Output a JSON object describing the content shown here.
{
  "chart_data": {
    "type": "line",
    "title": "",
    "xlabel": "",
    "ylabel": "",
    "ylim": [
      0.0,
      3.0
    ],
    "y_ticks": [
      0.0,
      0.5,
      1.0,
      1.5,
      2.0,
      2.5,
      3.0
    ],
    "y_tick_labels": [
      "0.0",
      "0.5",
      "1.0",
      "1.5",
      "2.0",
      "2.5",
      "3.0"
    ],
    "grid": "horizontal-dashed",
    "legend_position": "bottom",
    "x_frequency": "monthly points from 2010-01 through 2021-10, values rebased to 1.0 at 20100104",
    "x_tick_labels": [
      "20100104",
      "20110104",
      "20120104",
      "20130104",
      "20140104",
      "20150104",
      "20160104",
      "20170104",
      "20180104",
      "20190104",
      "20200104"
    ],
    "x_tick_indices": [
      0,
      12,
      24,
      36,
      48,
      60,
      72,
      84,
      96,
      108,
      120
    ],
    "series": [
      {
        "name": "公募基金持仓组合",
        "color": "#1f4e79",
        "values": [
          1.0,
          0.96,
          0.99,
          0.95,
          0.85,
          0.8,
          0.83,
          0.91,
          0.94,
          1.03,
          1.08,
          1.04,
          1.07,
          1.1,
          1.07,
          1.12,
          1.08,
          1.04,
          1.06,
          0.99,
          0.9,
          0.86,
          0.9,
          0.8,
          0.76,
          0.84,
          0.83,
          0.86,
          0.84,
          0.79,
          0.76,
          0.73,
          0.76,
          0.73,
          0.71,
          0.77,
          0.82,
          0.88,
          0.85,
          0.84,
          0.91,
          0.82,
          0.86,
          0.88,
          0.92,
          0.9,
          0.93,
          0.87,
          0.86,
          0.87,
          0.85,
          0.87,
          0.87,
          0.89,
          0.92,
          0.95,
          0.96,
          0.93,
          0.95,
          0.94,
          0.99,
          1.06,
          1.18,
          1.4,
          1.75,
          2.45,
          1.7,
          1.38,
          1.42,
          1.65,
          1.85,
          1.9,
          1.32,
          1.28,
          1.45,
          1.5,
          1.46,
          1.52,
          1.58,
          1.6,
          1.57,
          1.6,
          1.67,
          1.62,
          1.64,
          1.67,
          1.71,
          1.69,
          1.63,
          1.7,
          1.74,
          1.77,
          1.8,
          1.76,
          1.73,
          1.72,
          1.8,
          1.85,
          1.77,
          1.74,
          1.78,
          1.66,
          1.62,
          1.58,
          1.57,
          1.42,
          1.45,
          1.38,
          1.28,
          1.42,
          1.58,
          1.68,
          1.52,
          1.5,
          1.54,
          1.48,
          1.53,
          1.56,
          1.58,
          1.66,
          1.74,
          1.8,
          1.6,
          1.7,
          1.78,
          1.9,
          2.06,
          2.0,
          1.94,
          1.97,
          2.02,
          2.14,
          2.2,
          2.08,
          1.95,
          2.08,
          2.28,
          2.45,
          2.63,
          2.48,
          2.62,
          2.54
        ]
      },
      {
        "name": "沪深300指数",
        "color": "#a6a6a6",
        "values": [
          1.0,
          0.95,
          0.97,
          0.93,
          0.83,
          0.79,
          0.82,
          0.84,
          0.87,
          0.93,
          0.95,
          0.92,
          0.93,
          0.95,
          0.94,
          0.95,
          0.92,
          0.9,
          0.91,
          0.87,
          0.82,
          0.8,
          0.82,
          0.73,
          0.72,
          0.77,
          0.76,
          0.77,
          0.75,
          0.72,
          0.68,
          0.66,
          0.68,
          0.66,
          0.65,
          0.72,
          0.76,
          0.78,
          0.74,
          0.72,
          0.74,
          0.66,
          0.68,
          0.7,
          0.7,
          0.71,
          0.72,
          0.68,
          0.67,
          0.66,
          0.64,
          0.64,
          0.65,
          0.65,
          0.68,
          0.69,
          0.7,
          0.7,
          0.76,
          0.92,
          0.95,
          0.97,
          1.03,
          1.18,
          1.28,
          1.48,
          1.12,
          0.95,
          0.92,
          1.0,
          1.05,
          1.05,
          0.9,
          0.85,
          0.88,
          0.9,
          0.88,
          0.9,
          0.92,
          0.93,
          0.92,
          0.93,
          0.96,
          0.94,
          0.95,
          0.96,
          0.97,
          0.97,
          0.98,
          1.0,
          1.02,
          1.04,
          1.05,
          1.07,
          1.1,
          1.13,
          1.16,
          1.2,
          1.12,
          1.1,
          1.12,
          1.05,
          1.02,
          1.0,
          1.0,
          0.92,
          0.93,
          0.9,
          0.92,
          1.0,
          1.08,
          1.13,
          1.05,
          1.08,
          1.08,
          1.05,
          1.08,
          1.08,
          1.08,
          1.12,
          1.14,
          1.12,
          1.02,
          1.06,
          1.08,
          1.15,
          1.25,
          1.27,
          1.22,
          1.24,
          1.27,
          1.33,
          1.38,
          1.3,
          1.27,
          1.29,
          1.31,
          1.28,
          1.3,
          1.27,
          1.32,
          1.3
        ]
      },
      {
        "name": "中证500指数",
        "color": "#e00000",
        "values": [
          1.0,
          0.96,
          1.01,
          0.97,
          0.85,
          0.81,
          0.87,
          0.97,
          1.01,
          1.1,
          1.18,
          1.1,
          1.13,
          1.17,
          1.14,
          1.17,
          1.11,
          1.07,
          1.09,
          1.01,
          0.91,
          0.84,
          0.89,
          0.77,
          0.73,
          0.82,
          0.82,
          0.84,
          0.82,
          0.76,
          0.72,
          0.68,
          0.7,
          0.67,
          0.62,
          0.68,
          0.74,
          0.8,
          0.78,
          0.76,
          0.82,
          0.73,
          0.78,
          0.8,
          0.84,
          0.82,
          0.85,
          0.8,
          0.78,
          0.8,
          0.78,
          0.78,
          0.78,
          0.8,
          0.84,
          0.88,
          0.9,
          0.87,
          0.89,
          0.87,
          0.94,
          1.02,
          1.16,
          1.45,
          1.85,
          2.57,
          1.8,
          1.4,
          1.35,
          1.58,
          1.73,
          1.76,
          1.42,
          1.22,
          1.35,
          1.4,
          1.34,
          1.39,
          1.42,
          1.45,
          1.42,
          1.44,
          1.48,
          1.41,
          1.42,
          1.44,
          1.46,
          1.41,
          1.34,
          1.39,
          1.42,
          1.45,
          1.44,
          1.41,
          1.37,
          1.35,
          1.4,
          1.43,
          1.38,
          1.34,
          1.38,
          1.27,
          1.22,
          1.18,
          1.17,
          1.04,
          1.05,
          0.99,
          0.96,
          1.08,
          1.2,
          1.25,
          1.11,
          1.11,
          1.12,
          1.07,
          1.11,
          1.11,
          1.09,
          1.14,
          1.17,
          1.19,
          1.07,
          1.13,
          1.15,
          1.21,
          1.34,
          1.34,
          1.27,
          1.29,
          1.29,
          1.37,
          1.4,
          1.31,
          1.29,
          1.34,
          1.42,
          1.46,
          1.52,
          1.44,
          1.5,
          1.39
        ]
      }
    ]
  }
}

= = = = = = =

Given instruction> Lines that hold "color" are the ones to copy; find all of them.

Solution to this problem>
        "color": "#1f4e79",
        "color": "#a6a6a6",
        "color": "#e00000",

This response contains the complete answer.